:: GIVEN EXERCISE ::
Write out every entry word for word.

:: ROWS ::
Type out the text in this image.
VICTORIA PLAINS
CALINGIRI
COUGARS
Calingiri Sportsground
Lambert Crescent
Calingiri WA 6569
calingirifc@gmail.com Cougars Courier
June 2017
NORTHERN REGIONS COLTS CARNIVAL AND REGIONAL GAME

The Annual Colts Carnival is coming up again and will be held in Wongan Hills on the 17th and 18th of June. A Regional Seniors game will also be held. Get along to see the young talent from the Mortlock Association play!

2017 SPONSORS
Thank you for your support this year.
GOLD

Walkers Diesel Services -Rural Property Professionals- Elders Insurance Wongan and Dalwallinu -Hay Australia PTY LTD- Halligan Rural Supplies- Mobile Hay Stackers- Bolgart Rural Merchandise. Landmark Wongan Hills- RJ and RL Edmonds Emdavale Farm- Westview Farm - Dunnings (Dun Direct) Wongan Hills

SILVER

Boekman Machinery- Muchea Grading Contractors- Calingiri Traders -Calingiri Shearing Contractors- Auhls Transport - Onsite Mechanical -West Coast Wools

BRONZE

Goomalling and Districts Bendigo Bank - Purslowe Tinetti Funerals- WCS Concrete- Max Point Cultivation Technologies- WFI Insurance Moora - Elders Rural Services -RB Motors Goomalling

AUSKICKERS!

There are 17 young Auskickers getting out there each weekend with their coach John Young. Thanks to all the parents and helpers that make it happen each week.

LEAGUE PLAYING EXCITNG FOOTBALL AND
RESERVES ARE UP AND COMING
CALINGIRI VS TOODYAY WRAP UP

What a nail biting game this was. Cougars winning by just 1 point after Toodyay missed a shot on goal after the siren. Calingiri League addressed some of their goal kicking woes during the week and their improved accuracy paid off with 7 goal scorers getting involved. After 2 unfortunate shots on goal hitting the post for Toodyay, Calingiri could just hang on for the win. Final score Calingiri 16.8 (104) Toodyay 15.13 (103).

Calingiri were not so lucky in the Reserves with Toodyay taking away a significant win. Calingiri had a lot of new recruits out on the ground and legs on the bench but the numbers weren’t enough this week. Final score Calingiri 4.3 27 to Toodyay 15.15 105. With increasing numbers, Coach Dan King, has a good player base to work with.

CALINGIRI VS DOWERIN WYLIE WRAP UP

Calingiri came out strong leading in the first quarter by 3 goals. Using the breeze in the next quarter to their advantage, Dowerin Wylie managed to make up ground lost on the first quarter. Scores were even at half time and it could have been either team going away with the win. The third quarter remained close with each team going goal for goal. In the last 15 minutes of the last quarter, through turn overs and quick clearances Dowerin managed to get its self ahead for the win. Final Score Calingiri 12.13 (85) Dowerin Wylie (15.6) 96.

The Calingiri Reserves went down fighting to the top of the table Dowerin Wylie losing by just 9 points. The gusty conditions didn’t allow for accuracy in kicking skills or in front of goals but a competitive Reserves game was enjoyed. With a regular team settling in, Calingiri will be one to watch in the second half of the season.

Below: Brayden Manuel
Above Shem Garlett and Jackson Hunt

:: TASK RESPONSE ::
Type out the text in this image.
VICTORIA PLAINS
CALINGIRI
COUGARS
Calingiri Sportsground
Lambert Crescent
Calingiri WA 6569
calingirifc@gmail.com Cougars Courier
June 2017
NORTHERN REGIONS COLTS CARNIVAL AND REGIONAL GAME

The Annual Colts Carnival is coming up again and will be held in Wongan Hills on the 17th and 18th of June. A Regional Seniors game will also be held. Get along to see the young talent from the Mortlock Association play!

2017 SPONSORS
Thank you for your support this year.
GOLD

Walkers Diesel Services -Rural Property Professionals- Elders Insurance Wongan and Dalwallinu -Hay Australia PTY LTD- Halligan Rural Supplies- Mobile Hay Stackers- Bolgart Rural Merchandise. Landmark Wongan Hills- RJ and RL Edmonds Emdavale Farm- Westview Farm - Dunnings (Dun Direct) Wongan Hills

SILVER

Boekman Machinery- Muchea Grading Contractors- Calingiri Traders -Calingiri Shearing Contractors- Auhls Transport - Onsite Mechanical -West Coast Wools

BRONZE

Goomalling and Districts Bendigo Bank - Purslowe Tinetti Funerals- WCS Concrete- Max Point Cultivation Technologies- WFI Insurance Moora - Elders Rural Services -RB Motors Goomalling

AUSKICKERS!

There are 17 young Auskickers getting out there each weekend with their coach John Young. Thanks to all the parents and helpers that make it happen each week.

LEAGUE PLAYING EXCITNG FOOTBALL AND
RESERVES ARE UP AND COMING
CALINGIRI VS TOODYAY WRAP UP

What a nail biting game this was. Cougars winning by just 1 point after Toodyay missed a shot on goal after the siren. Calingiri League addressed some of their goal kicking woes during the week and their improved accuracy paid off with 7 goal scorers getting involved. After 2 unfortunate shots on goal hitting the post for Toodyay, Calingiri could just hang on for the win. Final score Calingiri 16.8 (104) Toodyay 15.13 (103).

Calingiri were not so lucky in the Reserves with Toodyay taking away a significant win. Calingiri had a lot of new recruits out on the ground and legs on the bench but the numbers weren’t enough this week. Final score Calingiri 4.3 27 to Toodyay 15.15 105. With increasing numbers, Coach Dan King, has a good player base to work with.

CALINGIRI VS DOWERIN WYLIE WRAP UP

Calingiri came out strong leading in the first quarter by 3 goals. Using the breeze in the next quarter to their advantage, Dowerin Wylie managed to make up ground lost on the first quarter. Scores were even at half time and it could have been either team going away with the win. The third quarter remained close with each team going goal for goal. In the last 15 minutes of the last quarter, through turn overs and quick clearances Dowerin managed to get its self ahead for the win. Final Score Calingiri 12.13 (85) Dowerin Wylie (15.6) 96.

The Calingiri Reserves went down fighting to the top of the table Dowerin Wylie losing by just 9 points. The gusty conditions didn’t allow for accuracy in kicking skills or in front of goals but a competitive Reserves game was enjoyed. With a regular team settling in, Calingiri will be one to watch in the second half of the season.

Below: Brayden Manuel
Above Shem Garlett and Jackson Hunt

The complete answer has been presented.